> **WORK TO COMPLETE**
Return the listing below verbatim. Pictures do not belong in the copy.

[Records from a collection]
+---+

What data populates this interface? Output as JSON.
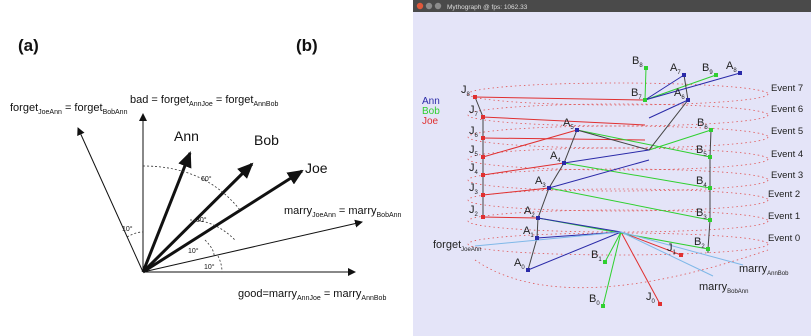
{
  "panel_a": {
    "tag": "(a)",
    "vectors": {
      "ann": "Ann",
      "bob": "Bob",
      "joe": "Joe"
    },
    "axes": {
      "forget": {
        "base": "forget",
        "sub1": "JoeAnn",
        "mid": " = forget",
        "sub2": "BobAnn"
      },
      "bad": {
        "base": "bad = forget",
        "sub1": "AnnJoe",
        "mid": " = forget",
        "sub2": "AnnBob"
      },
      "marry": {
        "base": "marry",
        "sub1": "JoeAnn",
        "mid": " = marry",
        "sub2": "BobAnn"
      },
      "good": {
        "base": "good=marry",
        "sub1": "AnnJoe",
        "mid": " = marry",
        "sub2": "AnnBob"
      }
    },
    "angles": {
      "a10_top": "10",
      "a60": "60",
      "a30": "30",
      "a10_mid": "10",
      "a10_low": "10"
    },
    "degree": "°"
  },
  "panel_b": {
    "tag": "(b)",
    "window_title": "Mythograph @ fps: 1062.33",
    "titlebar_color": "#4a4a4a",
    "background_color": "#e4e4f8",
    "legend": [
      {
        "label": "Ann",
        "color": "#2a2aa8"
      },
      {
        "label": "Bob",
        "color": "#2fd02f"
      },
      {
        "label": "Joe",
        "color": "#e03030"
      }
    ],
    "events": [
      "Event 7",
      "Event 6",
      "Event 5",
      "Event 4",
      "Event 3",
      "Event 2",
      "Event 1",
      "Event 0"
    ],
    "node_labels": {
      "ann": [
        "A",
        "A",
        "A",
        "A",
        "A",
        "A",
        "A",
        "A",
        "A"
      ],
      "ann_subs": [
        "0",
        "1",
        "2",
        "3",
        "4",
        "5",
        "6",
        "7",
        "8"
      ],
      "bob": [
        "B",
        "B",
        "B",
        "B",
        "B",
        "B",
        "B",
        "B",
        "B",
        "B"
      ],
      "bob_subs": [
        "0",
        "1",
        "2",
        "3",
        "4",
        "5",
        "6",
        "7",
        "8",
        "9"
      ],
      "joe": [
        "J",
        "J",
        "J",
        "J",
        "J",
        "J",
        "J",
        "J",
        "J"
      ],
      "joe_subs": [
        "0",
        "1",
        "2",
        "3",
        "4",
        "5",
        "6",
        "7",
        "8"
      ]
    },
    "bottom_labels": {
      "forget": {
        "base": "forget",
        "sub": "JoeAnn"
      },
      "marry_bob": {
        "base": "marry",
        "sub": "AnnBob"
      },
      "marry_ann": {
        "base": "marry",
        "sub": "BobAnn"
      }
    }
  }
}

+---+

> **FINAL ANSWER**
What data populates this interface? Output as JSON.
{
  "panel_a": {
    "tag": "(a)",
    "vectors": {
      "ann": "Ann",
      "bob": "Bob",
      "joe": "Joe"
    },
    "axes": {
      "forget": {
        "base": "forget",
        "sub1": "JoeAnn",
        "mid": " = forget",
        "sub2": "BobAnn"
      },
      "bad": {
        "base": "bad = forget",
        "sub1": "AnnJoe",
        "mid": " = forget",
        "sub2": "AnnBob"
      },
      "marry": {
        "base": "marry",
        "sub1": "JoeAnn",
        "mid": " = marry",
        "sub2": "BobAnn"
      },
      "good": {
        "base": "good=marry",
        "sub1": "AnnJoe",
        "mid": " = marry",
        "sub2": "AnnBob"
      }
    },
    "angles": {
      "a10_top": "10",
      "a60": "60",
      "a30": "30",
      "a10_mid": "10",
      "a10_low": "10"
    },
    "degree": "°"
  },
  "panel_b": {
    "tag": "(b)",
    "window_title": "Mythograph @ fps: 1062.33",
    "titlebar_color": "#4a4a4a",
    "background_color": "#e4e4f8",
    "legend": [
      {
        "label": "Ann",
        "color": "#2a2aa8"
      },
      {
        "label": "Bob",
        "color": "#2fd02f"
      },
      {
        "label": "Joe",
        "color": "#e03030"
      }
    ],
    "events": [
      "Event 7",
      "Event 6",
      "Event 5",
      "Event 4",
      "Event 3",
      "Event 2",
      "Event 1",
      "Event 0"
    ],
    "node_labels": {
      "ann": [
        "A",
        "A",
        "A",
        "A",
        "A",
        "A",
        "A",
        "A",
        "A"
      ],
      "ann_subs": [
        "0",
        "1",
        "2",
        "3",
        "4",
        "5",
        "6",
        "7",
        "8"
      ],
      "bob": [
        "B",
        "B",
        "B",
        "B",
        "B",
        "B",
        "B",
        "B",
        "B",
        "B"
      ],
      "bob_subs": [
        "0",
        "1",
        "2",
        "3",
        "4",
        "5",
        "6",
        "7",
        "8",
        "9"
      ],
      "joe": [
        "J",
        "J",
        "J",
        "J",
        "J",
        "J",
        "J",
        "J",
        "J"
      ],
      "joe_subs": [
        "0",
        "1",
        "2",
        "3",
        "4",
        "5",
        "6",
        "7",
        "8"
      ]
    },
    "bottom_labels": {
      "forget": {
        "base": "forget",
        "sub": "JoeAnn"
      },
      "marry_bob": {
        "base": "marry",
        "sub": "AnnBob"
      },
      "marry_ann": {
        "base": "marry",
        "sub": "BobAnn"
      }
    }
  }
}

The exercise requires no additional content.